**Rows from a figure dataset**:
= = =

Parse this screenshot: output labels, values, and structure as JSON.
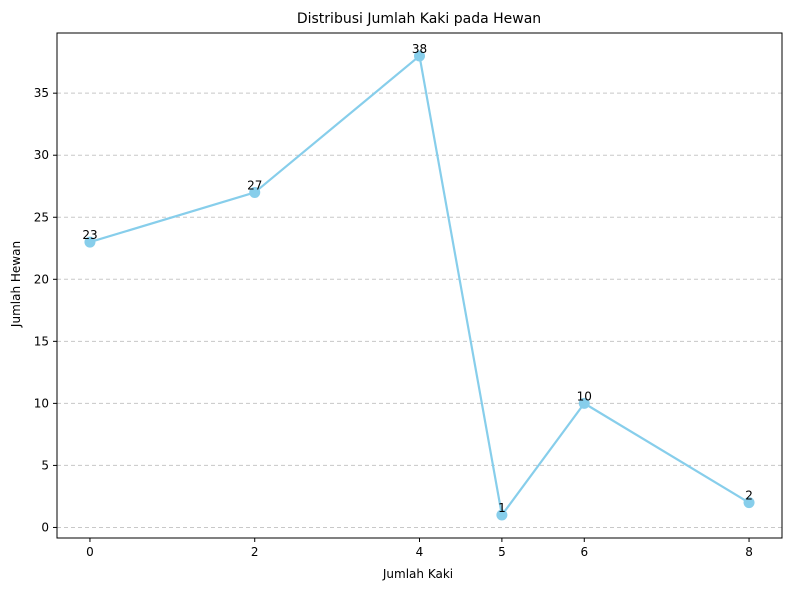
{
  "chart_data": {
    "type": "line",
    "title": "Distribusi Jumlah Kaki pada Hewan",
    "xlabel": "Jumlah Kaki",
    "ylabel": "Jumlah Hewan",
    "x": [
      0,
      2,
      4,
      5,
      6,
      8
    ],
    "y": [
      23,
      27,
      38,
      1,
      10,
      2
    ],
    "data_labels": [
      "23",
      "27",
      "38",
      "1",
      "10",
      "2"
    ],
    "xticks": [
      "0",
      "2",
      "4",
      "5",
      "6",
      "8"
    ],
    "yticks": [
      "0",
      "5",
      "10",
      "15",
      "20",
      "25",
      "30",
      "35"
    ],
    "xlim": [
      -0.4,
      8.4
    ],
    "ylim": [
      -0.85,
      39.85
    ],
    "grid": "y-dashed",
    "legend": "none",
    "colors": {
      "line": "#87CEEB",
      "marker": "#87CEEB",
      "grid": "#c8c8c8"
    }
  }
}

= = =

**The task**: Print out the material word for word, omitting the pictures.

**Final result**:
Parse this screenshot: output labels, values, and structure as JSON.
{
  "chart_data": {
    "type": "line",
    "title": "Distribusi Jumlah Kaki pada Hewan",
    "xlabel": "Jumlah Kaki",
    "ylabel": "Jumlah Hewan",
    "x": [
      0,
      2,
      4,
      5,
      6,
      8
    ],
    "y": [
      23,
      27,
      38,
      1,
      10,
      2
    ],
    "data_labels": [
      "23",
      "27",
      "38",
      "1",
      "10",
      "2"
    ],
    "xticks": [
      "0",
      "2",
      "4",
      "5",
      "6",
      "8"
    ],
    "yticks": [
      "0",
      "5",
      "10",
      "15",
      "20",
      "25",
      "30",
      "35"
    ],
    "xlim": [
      -0.4,
      8.4
    ],
    "ylim": [
      -0.85,
      39.85
    ],
    "grid": "y-dashed",
    "legend": "none",
    "colors": {
      "line": "#87CEEB",
      "marker": "#87CEEB",
      "grid": "#c8c8c8"
    }
  }
}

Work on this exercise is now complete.